----- Dataset records -----
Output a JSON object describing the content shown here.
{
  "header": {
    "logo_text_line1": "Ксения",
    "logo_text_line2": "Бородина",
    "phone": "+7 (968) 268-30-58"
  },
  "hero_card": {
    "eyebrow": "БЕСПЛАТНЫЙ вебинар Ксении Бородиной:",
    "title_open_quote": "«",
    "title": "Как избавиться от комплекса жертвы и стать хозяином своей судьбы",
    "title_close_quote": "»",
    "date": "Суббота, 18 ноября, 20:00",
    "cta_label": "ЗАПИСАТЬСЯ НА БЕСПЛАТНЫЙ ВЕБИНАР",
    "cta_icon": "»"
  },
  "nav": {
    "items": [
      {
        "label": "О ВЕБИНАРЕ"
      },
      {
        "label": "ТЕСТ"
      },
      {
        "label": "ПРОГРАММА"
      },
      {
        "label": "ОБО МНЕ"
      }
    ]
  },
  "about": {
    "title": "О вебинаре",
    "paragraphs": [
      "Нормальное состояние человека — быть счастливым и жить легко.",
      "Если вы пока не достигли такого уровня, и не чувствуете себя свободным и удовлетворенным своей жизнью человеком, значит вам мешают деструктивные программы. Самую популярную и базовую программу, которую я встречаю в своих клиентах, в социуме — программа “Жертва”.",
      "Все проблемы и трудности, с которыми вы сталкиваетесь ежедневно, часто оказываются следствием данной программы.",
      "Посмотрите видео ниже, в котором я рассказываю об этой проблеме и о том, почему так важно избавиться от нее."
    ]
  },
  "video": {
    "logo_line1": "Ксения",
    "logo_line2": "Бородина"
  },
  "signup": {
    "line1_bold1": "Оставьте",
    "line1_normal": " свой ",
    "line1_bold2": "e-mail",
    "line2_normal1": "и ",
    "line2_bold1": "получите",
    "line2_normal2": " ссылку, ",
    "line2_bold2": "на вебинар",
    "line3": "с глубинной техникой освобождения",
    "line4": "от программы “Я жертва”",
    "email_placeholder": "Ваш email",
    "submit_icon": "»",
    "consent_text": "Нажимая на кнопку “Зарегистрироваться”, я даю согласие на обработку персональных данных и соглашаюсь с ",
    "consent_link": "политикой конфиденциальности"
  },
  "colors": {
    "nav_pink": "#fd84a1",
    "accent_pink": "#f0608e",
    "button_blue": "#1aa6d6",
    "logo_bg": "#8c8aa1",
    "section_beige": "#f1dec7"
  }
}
-----
Job: Identify each line holding the string "БЕСПЛАТНЫЙ", and copy it out.

Complete answer:
    "eyebrow": "БЕСПЛАТНЫЙ вебинар Ксении Бородиной:",
    "cta_label": "ЗАПИСАТЬСЯ НА БЕСПЛАТНЫЙ ВЕБИНАР",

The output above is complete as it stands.